- **Task details**
Count how many lines contain the word "GBPUSD". Please give only the number.

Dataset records
--- BEGIN ---
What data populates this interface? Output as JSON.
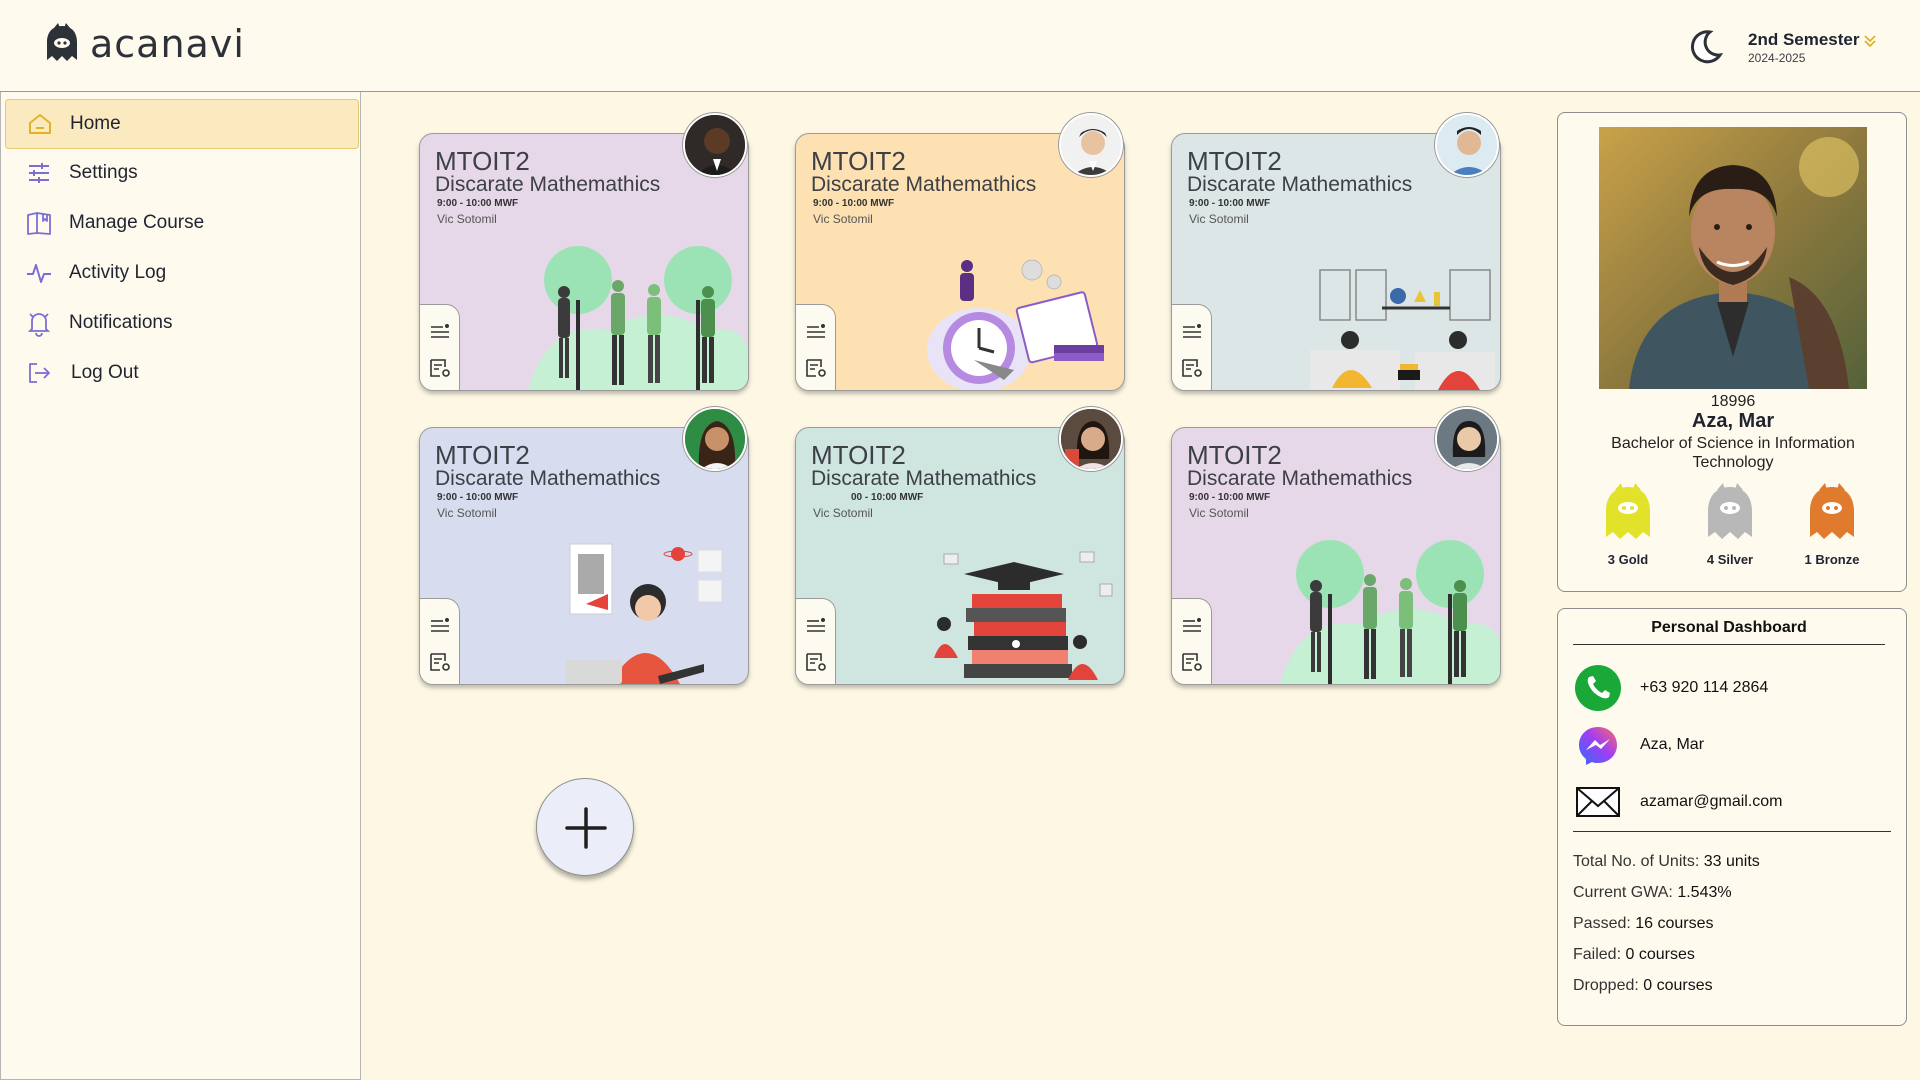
{
  "app": {
    "name": "acanavi"
  },
  "header": {
    "semester": "2nd Semester",
    "year": "2024-2025"
  },
  "sidebar": {
    "items": [
      {
        "label": "Home",
        "icon": "home-icon"
      },
      {
        "label": "Settings",
        "icon": "sliders-icon"
      },
      {
        "label": "Manage Course",
        "icon": "book-icon"
      },
      {
        "label": "Activity Log",
        "icon": "activity-icon"
      },
      {
        "label": "Notifications",
        "icon": "bell-icon"
      },
      {
        "label": "Log Out",
        "icon": "logout-icon"
      }
    ]
  },
  "courses": [
    {
      "code": "MTOIT2",
      "name": "Discarate Mathemathics",
      "schedule": "9:00 - 10:00 MWF",
      "professor": "Vic Sotomil",
      "color": "#e6d8e8"
    },
    {
      "code": "MTOIT2",
      "name": "Discarate Mathemathics",
      "schedule": "9:00 - 10:00 MWF",
      "professor": "Vic Sotomil",
      "color": "#fde1b3"
    },
    {
      "code": "MTOIT2",
      "name": "Discarate Mathemathics",
      "schedule": "9:00 - 10:00 MWF",
      "professor": "Vic Sotomil",
      "color": "#dde6e6"
    },
    {
      "code": "MTOIT2",
      "name": "Discarate Mathemathics",
      "schedule": "9:00 - 10:00 MWF",
      "professor": "Vic Sotomil",
      "color": "#d7dcef"
    },
    {
      "code": "MTOIT2",
      "name": "Discarate Mathemathics",
      "schedule": "00 - 10:00 MWF",
      "professor": "Vic Sotomil",
      "color": "#cfe5df"
    },
    {
      "code": "MTOIT2",
      "name": "Discarate Mathemathics",
      "schedule": "9:00 - 10:00 MWF",
      "professor": "Vic Sotomil",
      "color": "#e6d8e8"
    }
  ],
  "profile": {
    "student_id": "18996",
    "name": "Aza, Mar",
    "program": "Bachelor of Science in Information Technology",
    "medals": [
      {
        "label": "3 Gold",
        "color": "#e3e22a"
      },
      {
        "label": "4 Silver",
        "color": "#b8b8b8"
      },
      {
        "label": "1 Bronze",
        "color": "#e07b2e"
      }
    ]
  },
  "dashboard": {
    "title": "Personal Dashboard",
    "phone": "+63 920 114 2864",
    "messenger": "Aza, Mar",
    "email": "azamar@gmail.com",
    "stats": [
      {
        "label": "Total No. of Units:",
        "value": " 33 units"
      },
      {
        "label": "Current GWA:",
        "value": " 1.543%"
      },
      {
        "label": "Passed:",
        "value": " 16 courses"
      },
      {
        "label": "Failed:",
        "value": " 0 courses"
      },
      {
        "label": "Dropped:",
        "value": " 0 courses"
      }
    ]
  }
}
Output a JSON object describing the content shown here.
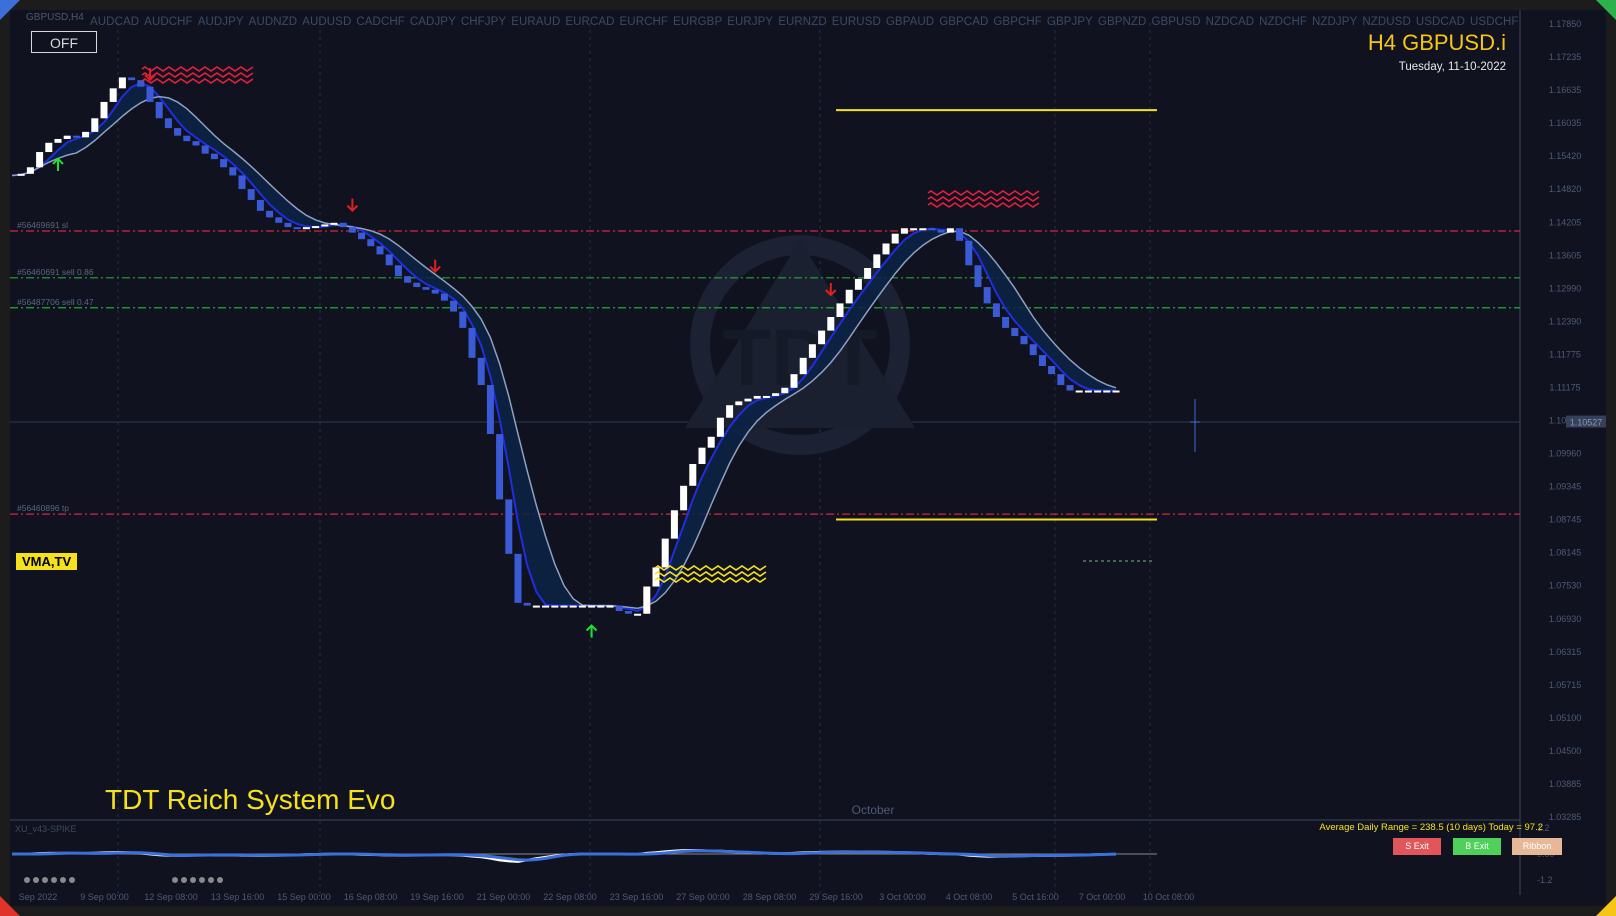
{
  "window": {
    "title": "GBPUSD,H4"
  },
  "symbols": [
    "AUDCAD",
    "AUDCHF",
    "AUDJPY",
    "AUDNZD",
    "AUDUSD",
    "CADCHF",
    "CADJPY",
    "CHFJPY",
    "EURAUD",
    "EURCAD",
    "EURCHF",
    "EURGBP",
    "EURJPY",
    "EURNZD",
    "EURUSD",
    "GBPAUD",
    "GBPCAD",
    "GBPCHF",
    "GBPJPY",
    "GBPNZD",
    "GBPUSD",
    "NZDCAD",
    "NZDCHF",
    "NZDJPY",
    "NZDUSD",
    "USDCAD",
    "USDCHF"
  ],
  "off_button": "OFF",
  "header": {
    "title": "H4 GBPUSD.i",
    "date": "Tuesday, 11-10-2022"
  },
  "badge": "VMA,TV",
  "system_title": "TDT Reich System Evo",
  "month_label": "October",
  "watermark": "TDT",
  "order_lines": [
    {
      "label": "#56469691 sl",
      "price": 1.1403,
      "color": "#d0283c"
    },
    {
      "label": "#56460691 sell 0.86",
      "price": 1.1317,
      "color": "#22aa33"
    },
    {
      "label": "#56487706 sell 0.47",
      "price": 1.1262,
      "color": "#22aa33"
    },
    {
      "label": "#56460896 tp",
      "price": 1.0883,
      "color": "#d0283c"
    }
  ],
  "current_price": "1.10527",
  "adr_text": "Average Daily Range = 238.5 (10 days)   Today = 97.2",
  "buttons": {
    "s_exit": "S Exit",
    "b_exit": "B Exit",
    "ribbon": "Ribbon"
  },
  "oscillator": {
    "label": "XU_v43-SPIKE",
    "ticks": [
      "1.2",
      "0.00",
      "-1.2"
    ]
  },
  "colors": {
    "background": "#10121f",
    "bear": "#3b5bd6",
    "bull": "#ffffff",
    "accent": "#f5c518"
  },
  "chart_data": {
    "type": "candlestick",
    "title": "H4 GBPUSD.i",
    "y_ticks": [
      "1.17850",
      "1.17235",
      "1.16635",
      "1.16035",
      "1.15420",
      "1.14820",
      "1.14205",
      "1.13605",
      "1.12990",
      "1.12390",
      "1.11775",
      "1.11175",
      "1.10560",
      "1.09960",
      "1.09345",
      "1.08745",
      "1.08145",
      "1.07530",
      "1.06930",
      "1.06315",
      "1.05715",
      "1.05100",
      "1.04500",
      "1.03885",
      "1.03285"
    ],
    "ylim": [
      1.03,
      1.18
    ],
    "x_ticks": [
      "Sep 2022",
      "9 Sep 00:00",
      "12 Sep 08:00",
      "13 Sep 16:00",
      "15 Sep 00:00",
      "16 Sep 08:00",
      "19 Sep 16:00",
      "21 Sep 00:00",
      "22 Sep 08:00",
      "23 Sep 16:00",
      "27 Sep 00:00",
      "28 Sep 08:00",
      "29 Sep 16:00",
      "3 Oct 00:00",
      "4 Oct 08:00",
      "5 Oct 16:00",
      "7 Oct 00:00",
      "10 Oct 08:00"
    ],
    "close": [
      1.1505,
      1.1508,
      1.152,
      1.1548,
      1.1565,
      1.1572,
      1.1578,
      1.1575,
      1.1585,
      1.161,
      1.164,
      1.1665,
      1.1685,
      1.168,
      1.1668,
      1.164,
      1.161,
      1.1592,
      1.1578,
      1.1568,
      1.156,
      1.1545,
      1.1535,
      1.152,
      1.1505,
      1.148,
      1.146,
      1.144,
      1.1428,
      1.1418,
      1.141,
      1.1408,
      1.141,
      1.1412,
      1.1415,
      1.1418,
      1.141,
      1.14,
      1.1388,
      1.1375,
      1.136,
      1.134,
      1.132,
      1.1308,
      1.13,
      1.1295,
      1.1288,
      1.1275,
      1.1255,
      1.1225,
      1.117,
      1.112,
      1.103,
      1.091,
      1.081,
      1.072,
      1.0715,
      1.0715,
      1.0715,
      1.0715,
      1.0715,
      1.0715,
      1.0715,
      1.0715,
      1.0715,
      1.0715,
      1.0705,
      1.07,
      1.07,
      1.075,
      1.0785,
      1.0838,
      1.089,
      1.0935,
      1.0975,
      1.1005,
      1.1025,
      1.106,
      1.1083,
      1.109,
      1.1095,
      1.11,
      1.11,
      1.1105,
      1.1115,
      1.114,
      1.117,
      1.1195,
      1.122,
      1.1245,
      1.127,
      1.1295,
      1.1315,
      1.1335,
      1.136,
      1.138,
      1.1398,
      1.1408,
      1.1408,
      1.1408,
      1.1405,
      1.14,
      1.1408,
      1.1385,
      1.134,
      1.13,
      1.127,
      1.1245,
      1.1225,
      1.121,
      1.1195,
      1.1175,
      1.1155,
      1.114,
      1.112,
      1.111,
      1.111,
      1.111,
      1.111,
      1.111,
      1.111
    ],
    "annotations": [
      {
        "type": "sell-arrow",
        "bar": 15
      },
      {
        "type": "buy-arrow",
        "bar": 5
      },
      {
        "type": "sell-arrow",
        "bar": 37
      },
      {
        "type": "sell-arrow",
        "bar": 46
      },
      {
        "type": "buy-arrow",
        "bar": 63
      },
      {
        "type": "sell-arrow",
        "bar": 89
      }
    ],
    "levels": [
      {
        "price": 1.1625,
        "color": "#f5e21c"
      },
      {
        "price": 1.0873,
        "color": "#f5e21c"
      }
    ]
  }
}
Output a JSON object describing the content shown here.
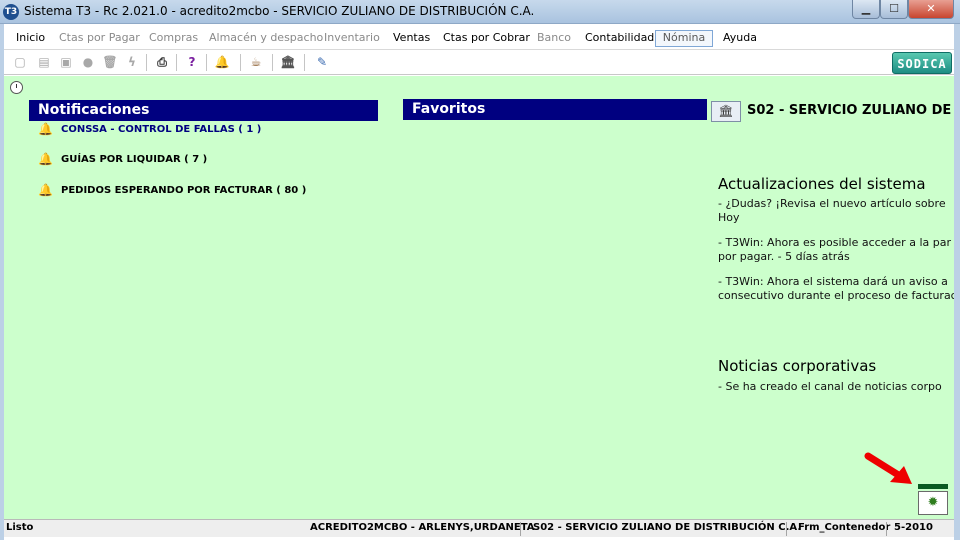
--- END ---
- **Exercise result**
4